• [TASK OBJECTIVE]
Transcribe all the entries word for word, but omit the images.

• [AVAILABLE DATA]
- - -

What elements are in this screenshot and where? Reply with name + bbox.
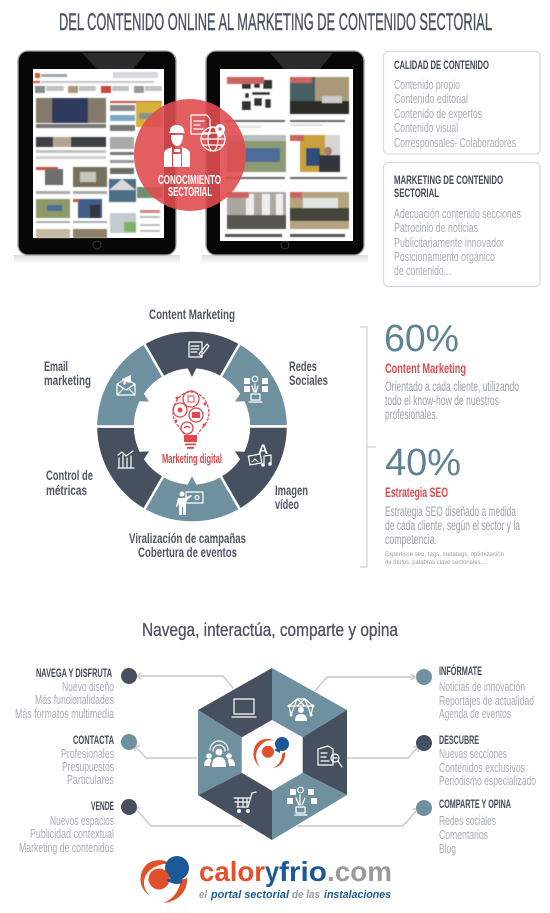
icon: media (248, 441, 272, 467)
list: contacta: Particulares (67, 772, 114, 787)
label: imagen video: vídeo (275, 496, 299, 512)
list: comparte y opina: Comentarios (439, 827, 488, 842)
stat: 60% content marketing: Content Marketing (385, 361, 466, 376)
logo: caloryfrio.com: el (199, 889, 208, 901)
panel: calidad de contenido: Contenido visual (394, 120, 458, 135)
stat: 40% estrategia seo (385, 442, 520, 566)
list: vende (19, 799, 114, 855)
icon: laptop (232, 699, 256, 717)
list: descubre: DESCUBRE (439, 733, 479, 747)
dot: navega (121, 668, 137, 684)
label: imagen video: Imagen (275, 482, 308, 498)
dot: descubre (416, 735, 432, 751)
list: navega y disfruta: Más funcionalidades (35, 692, 114, 707)
list: vende: Marketing de contenidos (19, 840, 114, 855)
icon: media: A (258, 441, 268, 457)
list: vende: Publicidad contextual (30, 826, 114, 841)
chart: hexagon (198, 668, 347, 840)
label: viralizacion (129, 530, 246, 560)
label: redes sociales (289, 358, 328, 388)
list: descubre (439, 733, 536, 788)
stat: 40% estrategia seo: Estrategia SEO (385, 485, 448, 500)
logo: caloryfrio.com: y (265, 856, 279, 887)
label: imagen video (275, 482, 308, 512)
list: comparte y opina: Redes sociales (439, 813, 496, 828)
tablet: right (202, 51, 368, 264)
heading: navega: Navega, interactúa, comparte y opina (142, 620, 399, 640)
list: contacta: CONTACTA (73, 733, 114, 747)
stat: 60% content marketing: profesionales. (385, 407, 438, 422)
chart: marketing digital wheel (85, 330, 299, 523)
stat: 40% estrategia seo: Expertisse seo, tags, metatags, optimización (385, 551, 504, 558)
label: content marketing: Content Marketing (149, 306, 235, 322)
icon: social (287, 787, 317, 815)
label: viralizacion: Cobertura de eventos (138, 544, 237, 560)
panel: marketing de contenido sectorial: SECTORIAL (394, 186, 439, 200)
panel: calidad de contenido (384, 52, 540, 154)
list: informate: INFÓRMATE (439, 663, 482, 678)
icon: light bulb (173, 391, 209, 449)
list: vende: VENDE (91, 799, 114, 813)
dot: informate (416, 669, 432, 685)
panel: marketing de contenido sectorial (384, 162, 540, 286)
icon: email and megaphone (117, 375, 135, 395)
dot: comparte (416, 800, 432, 816)
badge: conocimiento sectorial (134, 99, 246, 211)
list: contacta: Presupuestos (62, 759, 114, 774)
badge: conocimiento sectorial: CONOCIMIENTO (158, 172, 221, 187)
dot: contacta (121, 734, 137, 750)
icon: cart (234, 792, 256, 813)
list: contacta: Profesionales (61, 746, 114, 761)
logo: caloryfrio.com: calor (199, 856, 265, 887)
tablet: left (14, 51, 180, 264)
label: email marketing (44, 358, 91, 388)
list: comparte y opina (439, 797, 511, 856)
logo: caloryfrio.com (140, 856, 392, 903)
label: email marketing: Email (44, 358, 68, 374)
icon: people (204, 741, 235, 767)
icon: logo mark (140, 856, 189, 903)
icon: presenter (176, 492, 203, 515)
label: control de metricas: métricas (46, 482, 87, 498)
label: control de metricas: Control de (46, 467, 93, 483)
list: comparte y opina: Blog (439, 841, 456, 856)
stat: 40% estrategia seo: de títulos, palabras clave sectoriales,... (385, 559, 487, 566)
panel: calidad de contenido: CALIDAD DE CONTENIDO (394, 58, 489, 72)
icon: network (288, 699, 314, 721)
icon: worker (164, 125, 190, 167)
stat: 60% content marketing (384, 318, 519, 422)
label: redes sociales: Redes (289, 358, 317, 374)
icon: document (191, 115, 210, 134)
panel: calidad de contenido: Contenido editorial (394, 91, 468, 106)
bracket (360, 327, 376, 567)
label: redes sociales: Sociales (289, 372, 328, 388)
list: vende: Nuevos espacios (50, 813, 114, 828)
chart: marketing digital wheel: Marketing digital (162, 452, 222, 466)
list: contacta (61, 733, 114, 787)
stat: 40% estrategia seo: 40% (385, 442, 461, 484)
list: navega y disfruta: NAVEGA Y DISFRUTA (36, 666, 112, 680)
icon: bar chart (118, 451, 134, 468)
label: viralizacion: Viralización de campañas (129, 530, 246, 546)
list: navega y disfruta (15, 666, 115, 721)
list: informate (439, 663, 534, 721)
stat: 40% estrategia seo: competencia. (385, 532, 437, 547)
panel: marketing de contenido sectorial: Publicitariamente innovador (394, 235, 504, 250)
label: control de metricas (46, 467, 93, 498)
dot: vende (121, 799, 137, 815)
list: navega y disfruta: Más formatos multimedia (15, 706, 115, 721)
icon: document search (318, 746, 342, 767)
panel: calidad de contenido: Contenido de expertos (394, 106, 482, 121)
icon: social network (244, 376, 268, 402)
label: email marketing: marketing (44, 372, 91, 388)
panel: marketing de contenido sectorial: Patrocinio de noticias (394, 220, 478, 235)
logo: caloryfrio.com: instalaciones (324, 889, 391, 901)
list: informate: Agenda de eventos (439, 706, 511, 721)
stat: 60% content marketing: 60% (384, 318, 459, 360)
logo: caloryfrio.com: portal sectorial (210, 889, 290, 901)
logo: caloryfrio.com: .com (327, 856, 392, 887)
connectors (135, 673, 418, 826)
logo: caloryfrio.com: frio (279, 856, 327, 887)
list: descubre: Nuevas secciones (439, 746, 507, 761)
icon: notepad (189, 342, 209, 357)
panel: marketing de contenido sectorial: de contenido... (394, 263, 451, 278)
list: navega y disfruta: Nuevo diseño (62, 679, 114, 694)
logo: caloryfrio.com: de las (292, 889, 320, 901)
panel: calidad de contenido: Contenido propio (394, 77, 460, 92)
badge: conocimiento sectorial: SECTORIAL (168, 184, 212, 199)
icon: small logo (253, 737, 289, 768)
icon: globe and pin (201, 124, 225, 151)
panel: marketing de contenido sectorial: Posicionamiento orgánico (394, 249, 495, 264)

- - -

• [RESPONSE BELOW]
What elements are in this screenshot and where? Reply with name + bbox.
icon: media (248, 441, 272, 467)
list: contacta: Particulares (67, 772, 114, 787)
label: imagen video: vídeo (275, 496, 299, 512)
list: comparte y opina: Comentarios (439, 827, 488, 842)
stat: 60% content marketing: Content Marketing (385, 361, 466, 376)
logo: caloryfrio.com: el (199, 889, 208, 901)
panel: calidad de contenido: Contenido visual (394, 120, 458, 135)
stat: 40% estrategia seo (385, 442, 520, 566)
list: vende (19, 799, 114, 855)
icon: laptop (232, 699, 256, 717)
list: descubre: DESCUBRE (439, 733, 479, 747)
dot: navega (121, 668, 137, 684)
label: imagen video: Imagen (275, 482, 308, 498)
dot: descubre (416, 735, 432, 751)
list: navega y disfruta: Más funcionalidades (35, 692, 114, 707)
list: vende: Marketing de contenidos (19, 840, 114, 855)
icon: media: A (258, 441, 268, 457)
list: vende: Publicidad contextual (30, 826, 114, 841)
chart: hexagon (198, 668, 347, 840)
label: viralizacion (129, 530, 246, 560)
label: redes sociales (289, 358, 328, 388)
list: descubre (439, 733, 536, 788)
stat: 40% estrategia seo: Estrategia SEO (385, 485, 448, 500)
logo: caloryfrio.com: y (265, 856, 279, 887)
label: imagen video (275, 482, 308, 512)
list: comparte y opina: Redes sociales (439, 813, 496, 828)
tablet: right (202, 51, 368, 264)
heading: navega: Navega, interactúa, comparte y opina (142, 620, 399, 640)
list: contacta: CONTACTA (73, 733, 114, 747)
stat: 60% content marketing: profesionales. (385, 407, 438, 422)
chart: marketing digital wheel (85, 330, 299, 523)
stat: 40% estrategia seo: Expertisse seo, tags, metatags, optimización (385, 551, 504, 558)
label: content marketing: Content Marketing (149, 306, 235, 322)
icon: social (287, 787, 317, 815)
label: viralizacion: Cobertura de eventos (138, 544, 237, 560)
panel: marketing de contenido sectorial: SECTORIAL (394, 186, 439, 200)
panel: calidad de contenido (384, 52, 540, 154)
list: informate: INFÓRMATE (439, 663, 482, 678)
icon: light bulb (173, 391, 209, 449)
list: vende: VENDE (91, 799, 114, 813)
dot: informate (416, 669, 432, 685)
panel: marketing de contenido sectorial (384, 162, 540, 286)
icon: email and megaphone (117, 375, 135, 395)
dot: comparte (416, 800, 432, 816)
badge: conocimiento sectorial (134, 99, 246, 211)
list: contacta: Presupuestos (62, 759, 114, 774)
badge: conocimiento sectorial: CONOCIMIENTO (158, 172, 221, 187)
dot: contacta (121, 734, 137, 750)
icon: cart (234, 792, 256, 813)
list: contacta: Profesionales (61, 746, 114, 761)
logo: caloryfrio.com: calor (199, 856, 265, 887)
tablet: left (14, 51, 180, 264)
label: email marketing (44, 358, 91, 388)
list: comparte y opina (439, 797, 511, 856)
logo: caloryfrio.com (140, 856, 392, 903)
label: email marketing: Email (44, 358, 68, 374)
icon: people (204, 741, 235, 767)
icon: logo mark (140, 856, 189, 903)
icon: presenter (176, 492, 203, 515)
label: control de metricas: métricas (46, 482, 87, 498)
label: control de metricas: Control de (46, 467, 93, 483)
list: comparte y opina: Blog (439, 841, 456, 856)
stat: 40% estrategia seo: de títulos, palabras clave sectoriales,... (385, 559, 487, 566)
panel: calidad de contenido: CALIDAD DE CONTENIDO (394, 58, 489, 72)
icon: network (288, 699, 314, 721)
icon: worker (164, 125, 190, 167)
stat: 60% content marketing (384, 318, 519, 422)
label: redes sociales: Redes (289, 358, 317, 374)
icon: document (191, 115, 210, 134)
panel: calidad de contenido: Contenido editorial (394, 91, 468, 106)
bracket (360, 327, 376, 567)
label: redes sociales: Sociales (289, 372, 328, 388)
list: vende: Nuevos espacios (50, 813, 114, 828)
chart: marketing digital wheel: Marketing digital (162, 452, 222, 466)
list: contacta (61, 733, 114, 787)
stat: 40% estrategia seo: 40% (385, 442, 461, 484)
list: navega y disfruta: NAVEGA Y DISFRUTA (36, 666, 112, 680)
icon: bar chart (118, 451, 134, 468)
label: viralizacion: Viralización de campañas (129, 530, 246, 546)
list: navega y disfruta (15, 666, 115, 721)
list: informate (439, 663, 534, 721)
stat: 40% estrategia seo: competencia. (385, 532, 437, 547)
panel: marketing de contenido sectorial: Publicitariamente innovador (394, 235, 504, 250)
label: control de metricas (46, 467, 93, 498)
dot: vende (121, 799, 137, 815)
list: navega y disfruta: Más formatos multimedia (15, 706, 115, 721)
icon: document search (318, 746, 342, 767)
panel: calidad de contenido: Contenido de expertos (394, 106, 482, 121)
icon: social network (244, 376, 268, 402)
label: email marketing: marketing (44, 372, 91, 388)
panel: marketing de contenido sectorial: Patrocinio de noticias (394, 220, 478, 235)
logo: caloryfrio.com: instalaciones (324, 889, 391, 901)
list: informate: Agenda de eventos (439, 706, 511, 721)
stat: 60% content marketing: 60% (384, 318, 459, 360)
logo: caloryfrio.com: portal sectorial (210, 889, 290, 901)
logo: caloryfrio.com: .com (327, 856, 392, 887)
connectors (135, 673, 418, 826)
logo: caloryfrio.com: frio (279, 856, 327, 887)
list: descubre: Nuevas secciones (439, 746, 507, 761)
icon: notepad (189, 342, 209, 357)
panel: marketing de contenido sectorial: de contenido... (394, 263, 451, 278)
list: navega y disfruta: Nuevo diseño (62, 679, 114, 694)
logo: caloryfrio.com: de las (292, 889, 320, 901)
panel: calidad de contenido: Contenido propio (394, 77, 460, 92)
badge: conocimiento sectorial: SECTORIAL (168, 184, 212, 199)
icon: small logo (253, 737, 289, 768)
icon: globe and pin (201, 124, 225, 151)
panel: marketing de contenido sectorial: Posicionamiento orgánico (394, 249, 495, 264)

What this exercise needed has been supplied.